**DIRECTIONS FOR THIS TASK**
Each line that holds the word "enabled" counts once; report the total and nothing else.

**RECORD EXTRACTS**

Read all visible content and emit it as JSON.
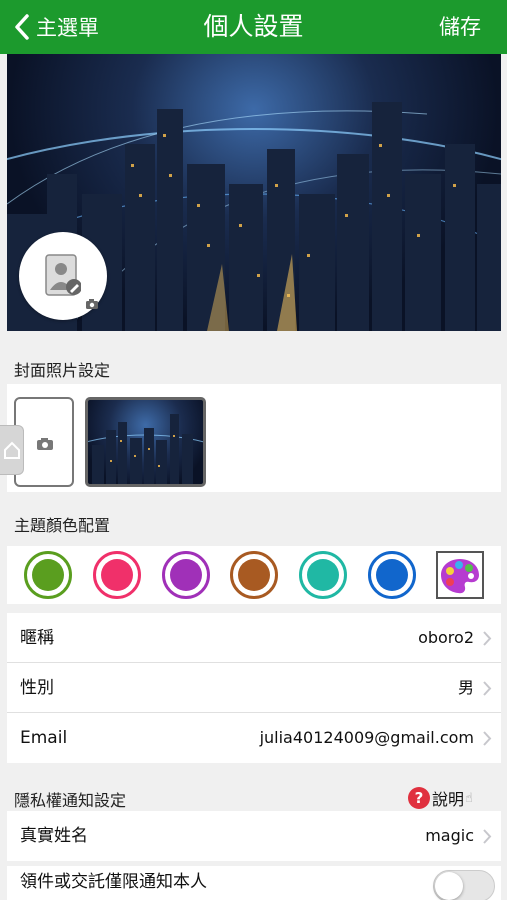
{
  "header": {
    "back_label": "主選單",
    "title": "個人設置",
    "save_label": "儲存"
  },
  "cover_settings": {
    "label": "封面照片設定"
  },
  "theme": {
    "label": "主題顏色配置",
    "colors": [
      "#5a9e1f",
      "#f0306a",
      "#a030b8",
      "#a85a22",
      "#20b8a4",
      "#1166cc"
    ]
  },
  "profile": {
    "nickname": {
      "label": "暱稱",
      "value": "oboro2"
    },
    "gender": {
      "label": "性別",
      "value": "男"
    },
    "email": {
      "label": "Email",
      "value": "julia40124009@gmail.com"
    }
  },
  "privacy": {
    "label": "隱私權通知設定",
    "help_label": "說明",
    "real_name": {
      "label": "真實姓名",
      "value": "magic"
    },
    "notify_self": {
      "label": "領件或交託僅限通知本人",
      "enabled": false
    }
  }
}
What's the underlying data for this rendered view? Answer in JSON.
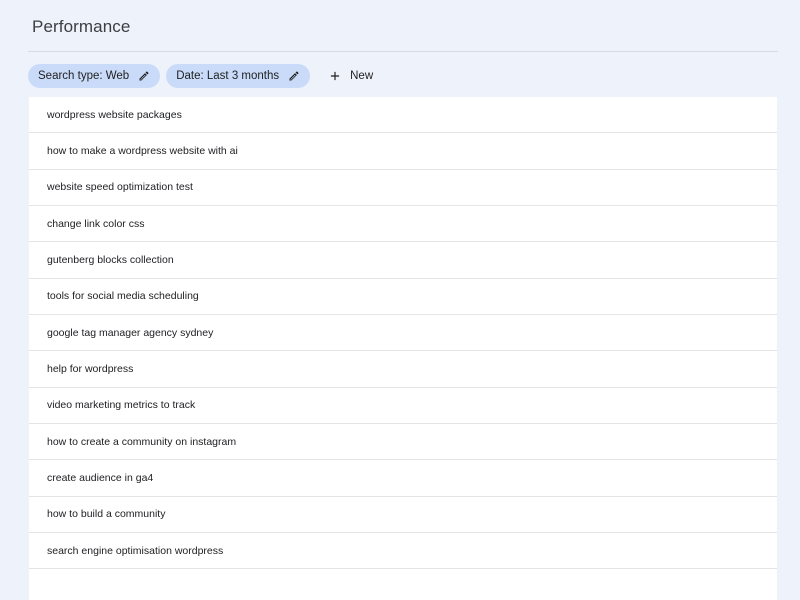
{
  "page": {
    "title": "Performance"
  },
  "filters": {
    "chips": [
      {
        "label": "Search type: Web",
        "icon": "pencil-icon"
      },
      {
        "label": "Date: Last 3 months",
        "icon": "pencil-icon"
      }
    ],
    "new_label": "New",
    "new_icon": "plus-icon"
  },
  "queries": [
    "wordpress website packages",
    "how to make a wordpress website with ai",
    "website speed optimization test",
    "change link color css",
    "gutenberg blocks collection",
    "tools for social media scheduling",
    "google tag manager agency sydney",
    "help for wordpress",
    "video marketing metrics to track",
    "how to create a community on instagram",
    "create audience in ga4",
    "how to build a community",
    "search engine optimisation wordpress",
    ""
  ],
  "colors": {
    "background": "#eef2fa",
    "chip": "#c9dbf9",
    "surface": "#ffffff"
  }
}
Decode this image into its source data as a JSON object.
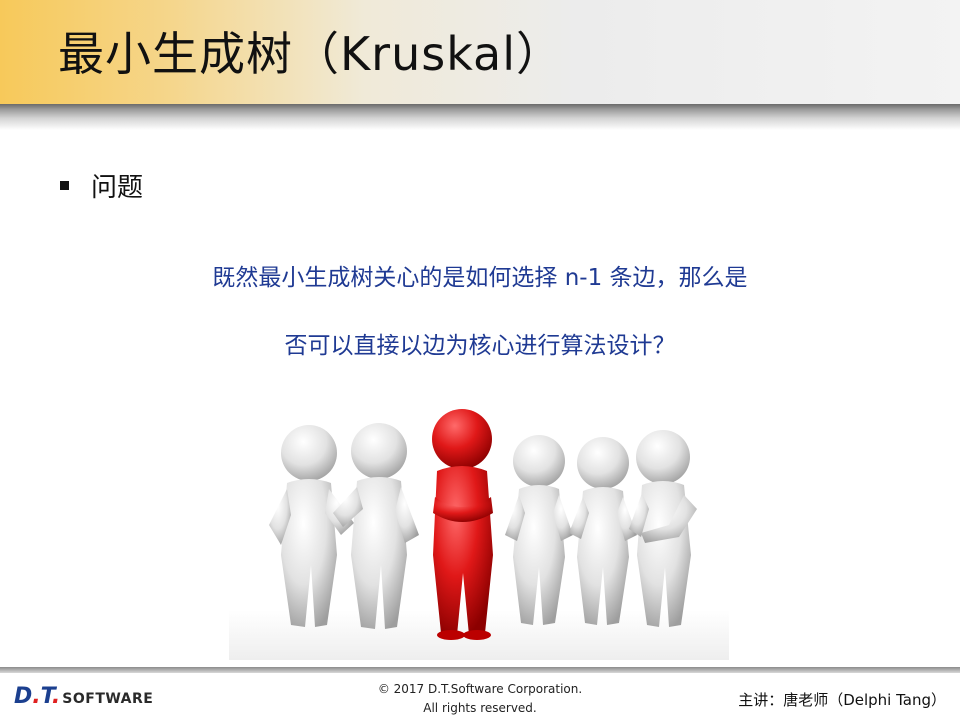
{
  "slide": {
    "title": "最小生成树（Kruskal）",
    "bullet": "问题",
    "question_line1": "既然最小生成树关心的是如何选择 n-1 条边，那么是",
    "question_line2": "否可以直接以边为核心进行算法设计？",
    "colors": {
      "question_text": "#1f3a93",
      "highlight_figure": "#d81e1e",
      "header_gold": "#f7c95a"
    }
  },
  "footer": {
    "logo_prefix": "D",
    "logo_dot1": ".",
    "logo_t": "T",
    "logo_dot2": ".",
    "logo_software": "SOFTWARE",
    "copyright_line1": "© 2017 D.T.Software Corporation.",
    "copyright_line2": "All rights reserved.",
    "speaker": "主讲：唐老师（Delphi Tang）"
  }
}
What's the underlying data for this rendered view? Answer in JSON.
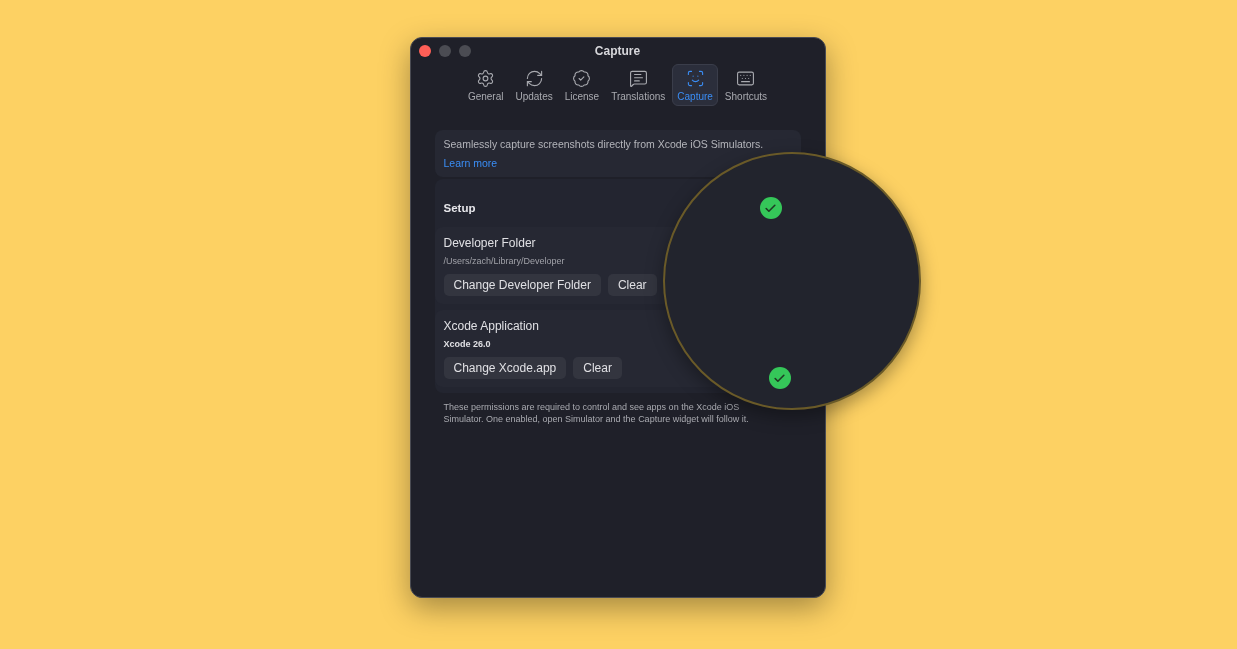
{
  "window": {
    "title": "Capture"
  },
  "tabs": [
    {
      "label": "General",
      "selected": false
    },
    {
      "label": "Updates",
      "selected": false
    },
    {
      "label": "License",
      "selected": false
    },
    {
      "label": "Translations",
      "selected": false
    },
    {
      "label": "Capture",
      "selected": true
    },
    {
      "label": "Shortcuts",
      "selected": false
    }
  ],
  "intro": {
    "text": "Seamlessly capture screenshots directly from Xcode iOS Simulators.",
    "link": "Learn more"
  },
  "setup": {
    "title": "Setup",
    "verified": true,
    "items": [
      {
        "name": "Developer Folder",
        "value": "/Users/zach/Library/Developer",
        "buttons": [
          "Change Developer Folder",
          "Clear"
        ],
        "verified": false
      },
      {
        "name": "Xcode Application",
        "value": "Xcode 26.0",
        "buttons": [
          "Change Xcode.app",
          "Clear"
        ],
        "verified": true
      }
    ]
  },
  "footnote": "These permissions are required to control and see apps on the Xcode iOS Simulator. One enabled, open Simulator and the Capture widget will follow it."
}
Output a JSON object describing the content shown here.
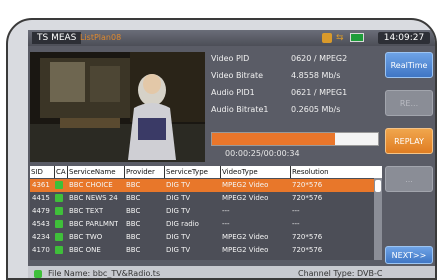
{
  "topbar": {
    "meas_tab": "TS MEAS",
    "list_tab": "ListPlan08",
    "clock": "14:09:27",
    "icons": [
      "satellite-signal-icon",
      "network-icon",
      "battery-icon"
    ]
  },
  "info": {
    "rows": [
      {
        "label": "Video PID",
        "value": "0620 / MPEG2"
      },
      {
        "label": "Video Bitrate",
        "value": "4.8558 Mb/s"
      },
      {
        "label": "Audio PID1",
        "value": "0621 / MPEG1"
      },
      {
        "label": "Audio Bitrate1",
        "value": "0.2605 Mb/s"
      }
    ]
  },
  "playback": {
    "time": "00:00:25/00:00:34",
    "progress_fraction": 0.74
  },
  "side_buttons": {
    "realtime": "RealTime",
    "disabled1": "RE...",
    "replay": "REPLAY",
    "disabled2": "..."
  },
  "table": {
    "columns": [
      "SID",
      "CA",
      "ServiceName",
      "Provider",
      "ServiceType",
      "VideoType",
      "Resolution"
    ],
    "rows": [
      {
        "sid": "4361",
        "service": "BBC CHOICE",
        "provider": "BBC",
        "type": "DIG TV",
        "video": "MPEG2 Video",
        "res": "720*576",
        "selected": true
      },
      {
        "sid": "4415",
        "service": "BBC NEWS 24",
        "provider": "BBC",
        "type": "DIG TV",
        "video": "MPEG2 Video",
        "res": "720*576",
        "selected": false
      },
      {
        "sid": "4479",
        "service": "BBC TEXT",
        "provider": "BBC",
        "type": "DIG TV",
        "video": "---",
        "res": "---",
        "selected": false
      },
      {
        "sid": "4543",
        "service": "BBC PARLMNT",
        "provider": "BBC",
        "type": "DIG radio",
        "video": "---",
        "res": "---",
        "selected": false
      },
      {
        "sid": "4234",
        "service": "BBC TWO",
        "provider": "BBC",
        "type": "DIG TV",
        "video": "MPEG2 Video",
        "res": "720*576",
        "selected": false
      },
      {
        "sid": "4170",
        "service": "BBC ONE",
        "provider": "BBC",
        "type": "DIG TV",
        "video": "MPEG2 Video",
        "res": "720*576",
        "selected": false
      }
    ]
  },
  "next_label": "NEXT>>",
  "footer": {
    "file_name": "File Name: bbc_TV&Radio.ts",
    "channel_type": "Channel Type: DVB-C"
  },
  "colors": {
    "accent_orange": "#e8772a",
    "button_blue": "#3f76c5",
    "lock_green": "#3fbf3a"
  }
}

**WRITTEN REPLY**
2